(Stored data entries)
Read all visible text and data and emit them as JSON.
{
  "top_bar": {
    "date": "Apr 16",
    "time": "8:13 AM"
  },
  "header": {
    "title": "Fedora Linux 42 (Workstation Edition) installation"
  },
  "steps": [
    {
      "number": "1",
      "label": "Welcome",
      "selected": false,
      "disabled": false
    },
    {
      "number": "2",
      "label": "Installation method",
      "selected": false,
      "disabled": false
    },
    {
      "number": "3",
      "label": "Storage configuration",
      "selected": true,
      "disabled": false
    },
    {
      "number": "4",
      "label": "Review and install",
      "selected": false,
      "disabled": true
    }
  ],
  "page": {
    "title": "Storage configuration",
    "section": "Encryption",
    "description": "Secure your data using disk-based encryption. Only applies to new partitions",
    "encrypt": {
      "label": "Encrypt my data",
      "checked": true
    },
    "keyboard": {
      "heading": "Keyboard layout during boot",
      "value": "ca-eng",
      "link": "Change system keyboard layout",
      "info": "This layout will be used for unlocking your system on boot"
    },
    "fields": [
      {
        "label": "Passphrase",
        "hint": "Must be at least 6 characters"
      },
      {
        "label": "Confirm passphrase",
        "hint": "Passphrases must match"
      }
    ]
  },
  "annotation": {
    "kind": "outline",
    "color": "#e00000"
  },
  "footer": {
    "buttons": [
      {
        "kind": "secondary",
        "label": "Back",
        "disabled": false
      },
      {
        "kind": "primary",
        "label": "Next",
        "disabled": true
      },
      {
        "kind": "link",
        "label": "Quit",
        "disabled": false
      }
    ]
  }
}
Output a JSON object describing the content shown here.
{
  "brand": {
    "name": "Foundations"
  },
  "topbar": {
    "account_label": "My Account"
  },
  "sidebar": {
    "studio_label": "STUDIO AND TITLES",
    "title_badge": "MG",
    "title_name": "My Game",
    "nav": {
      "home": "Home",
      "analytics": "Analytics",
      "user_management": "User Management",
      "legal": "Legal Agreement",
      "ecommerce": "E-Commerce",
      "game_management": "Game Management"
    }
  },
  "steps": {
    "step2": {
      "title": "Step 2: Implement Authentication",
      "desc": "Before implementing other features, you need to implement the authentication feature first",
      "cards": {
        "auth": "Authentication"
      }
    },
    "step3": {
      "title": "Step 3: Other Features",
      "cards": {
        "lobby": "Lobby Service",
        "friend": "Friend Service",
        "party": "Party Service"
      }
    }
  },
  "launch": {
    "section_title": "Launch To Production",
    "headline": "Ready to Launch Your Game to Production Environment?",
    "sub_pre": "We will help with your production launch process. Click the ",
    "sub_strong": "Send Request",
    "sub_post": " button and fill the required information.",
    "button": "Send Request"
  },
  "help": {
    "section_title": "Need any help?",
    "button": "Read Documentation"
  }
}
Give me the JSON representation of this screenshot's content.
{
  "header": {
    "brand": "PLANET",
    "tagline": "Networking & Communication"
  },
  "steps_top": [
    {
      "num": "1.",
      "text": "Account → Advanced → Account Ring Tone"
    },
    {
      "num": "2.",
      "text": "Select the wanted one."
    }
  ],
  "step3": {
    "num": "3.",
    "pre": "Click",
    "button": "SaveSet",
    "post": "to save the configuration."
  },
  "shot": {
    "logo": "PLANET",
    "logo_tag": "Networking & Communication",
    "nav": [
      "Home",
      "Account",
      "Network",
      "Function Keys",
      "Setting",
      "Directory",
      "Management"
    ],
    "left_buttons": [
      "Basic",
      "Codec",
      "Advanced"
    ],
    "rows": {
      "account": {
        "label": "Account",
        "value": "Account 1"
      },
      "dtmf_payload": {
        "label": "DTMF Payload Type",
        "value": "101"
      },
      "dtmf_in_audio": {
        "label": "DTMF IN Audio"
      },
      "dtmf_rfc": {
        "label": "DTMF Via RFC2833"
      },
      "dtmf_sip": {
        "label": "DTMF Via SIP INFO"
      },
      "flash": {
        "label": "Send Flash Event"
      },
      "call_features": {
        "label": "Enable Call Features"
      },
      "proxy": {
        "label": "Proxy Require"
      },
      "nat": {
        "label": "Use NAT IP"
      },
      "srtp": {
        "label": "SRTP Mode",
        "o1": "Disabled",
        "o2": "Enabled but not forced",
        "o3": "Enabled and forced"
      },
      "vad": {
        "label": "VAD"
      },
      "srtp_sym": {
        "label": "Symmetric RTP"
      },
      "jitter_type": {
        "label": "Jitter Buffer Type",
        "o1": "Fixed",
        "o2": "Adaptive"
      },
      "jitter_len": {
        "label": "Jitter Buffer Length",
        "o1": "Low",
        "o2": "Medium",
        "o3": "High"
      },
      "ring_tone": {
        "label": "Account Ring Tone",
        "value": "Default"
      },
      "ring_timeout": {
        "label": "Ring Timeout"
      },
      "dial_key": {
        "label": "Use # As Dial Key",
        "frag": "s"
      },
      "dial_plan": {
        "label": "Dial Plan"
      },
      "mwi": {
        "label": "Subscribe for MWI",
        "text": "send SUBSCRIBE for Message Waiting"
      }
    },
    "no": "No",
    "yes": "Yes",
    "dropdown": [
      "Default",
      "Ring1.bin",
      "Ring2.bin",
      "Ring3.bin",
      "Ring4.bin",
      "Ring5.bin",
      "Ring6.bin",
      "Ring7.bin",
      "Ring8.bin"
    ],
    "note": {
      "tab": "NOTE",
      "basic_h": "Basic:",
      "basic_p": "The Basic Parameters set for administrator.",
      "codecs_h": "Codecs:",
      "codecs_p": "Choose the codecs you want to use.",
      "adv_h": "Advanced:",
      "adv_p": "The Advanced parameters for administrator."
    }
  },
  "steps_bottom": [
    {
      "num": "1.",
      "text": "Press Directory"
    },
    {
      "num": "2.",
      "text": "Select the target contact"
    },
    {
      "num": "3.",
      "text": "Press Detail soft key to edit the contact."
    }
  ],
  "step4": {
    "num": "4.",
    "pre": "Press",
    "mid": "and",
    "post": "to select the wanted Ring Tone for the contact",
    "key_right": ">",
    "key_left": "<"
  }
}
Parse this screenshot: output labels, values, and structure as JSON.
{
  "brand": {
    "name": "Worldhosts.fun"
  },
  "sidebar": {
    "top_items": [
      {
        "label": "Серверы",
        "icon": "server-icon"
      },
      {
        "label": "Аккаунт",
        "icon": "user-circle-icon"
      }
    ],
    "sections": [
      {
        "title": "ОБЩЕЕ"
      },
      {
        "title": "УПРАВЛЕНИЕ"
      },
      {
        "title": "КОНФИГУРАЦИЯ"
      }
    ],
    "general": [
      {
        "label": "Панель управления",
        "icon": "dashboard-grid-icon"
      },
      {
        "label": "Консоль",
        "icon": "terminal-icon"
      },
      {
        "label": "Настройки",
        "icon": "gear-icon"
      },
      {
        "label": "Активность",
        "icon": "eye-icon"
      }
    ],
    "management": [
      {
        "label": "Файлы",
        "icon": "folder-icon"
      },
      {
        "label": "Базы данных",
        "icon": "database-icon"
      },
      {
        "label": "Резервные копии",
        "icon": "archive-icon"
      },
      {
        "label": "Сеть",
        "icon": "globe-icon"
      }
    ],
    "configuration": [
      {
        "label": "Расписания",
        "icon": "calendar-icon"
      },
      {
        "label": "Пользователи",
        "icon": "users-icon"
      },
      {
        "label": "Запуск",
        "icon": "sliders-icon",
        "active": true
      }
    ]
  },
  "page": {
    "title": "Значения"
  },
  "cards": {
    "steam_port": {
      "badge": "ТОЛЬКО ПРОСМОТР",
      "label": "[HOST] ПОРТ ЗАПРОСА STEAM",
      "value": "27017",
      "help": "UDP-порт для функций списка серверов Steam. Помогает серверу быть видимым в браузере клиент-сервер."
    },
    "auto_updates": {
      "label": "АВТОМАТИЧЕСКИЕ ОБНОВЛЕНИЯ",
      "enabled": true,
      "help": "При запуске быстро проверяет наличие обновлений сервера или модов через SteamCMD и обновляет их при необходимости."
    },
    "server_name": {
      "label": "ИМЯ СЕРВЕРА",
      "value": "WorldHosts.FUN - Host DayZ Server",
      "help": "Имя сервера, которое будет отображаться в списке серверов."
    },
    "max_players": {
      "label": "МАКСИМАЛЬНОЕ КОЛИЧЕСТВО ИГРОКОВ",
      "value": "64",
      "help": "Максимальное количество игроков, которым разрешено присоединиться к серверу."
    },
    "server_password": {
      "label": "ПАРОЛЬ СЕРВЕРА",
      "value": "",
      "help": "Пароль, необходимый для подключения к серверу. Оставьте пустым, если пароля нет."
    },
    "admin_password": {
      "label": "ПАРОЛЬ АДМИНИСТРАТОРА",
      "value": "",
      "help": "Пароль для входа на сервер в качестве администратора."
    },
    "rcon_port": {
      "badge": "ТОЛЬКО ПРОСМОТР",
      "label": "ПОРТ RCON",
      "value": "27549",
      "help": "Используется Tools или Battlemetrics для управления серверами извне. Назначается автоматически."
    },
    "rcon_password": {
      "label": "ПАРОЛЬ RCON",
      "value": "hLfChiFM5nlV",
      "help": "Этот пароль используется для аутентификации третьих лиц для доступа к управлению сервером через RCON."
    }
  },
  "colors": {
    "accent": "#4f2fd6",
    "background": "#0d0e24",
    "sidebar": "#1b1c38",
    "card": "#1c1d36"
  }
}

**Given problem:**
State how many lines above contain the string "content", with no other words.

**Exercise solution:**
2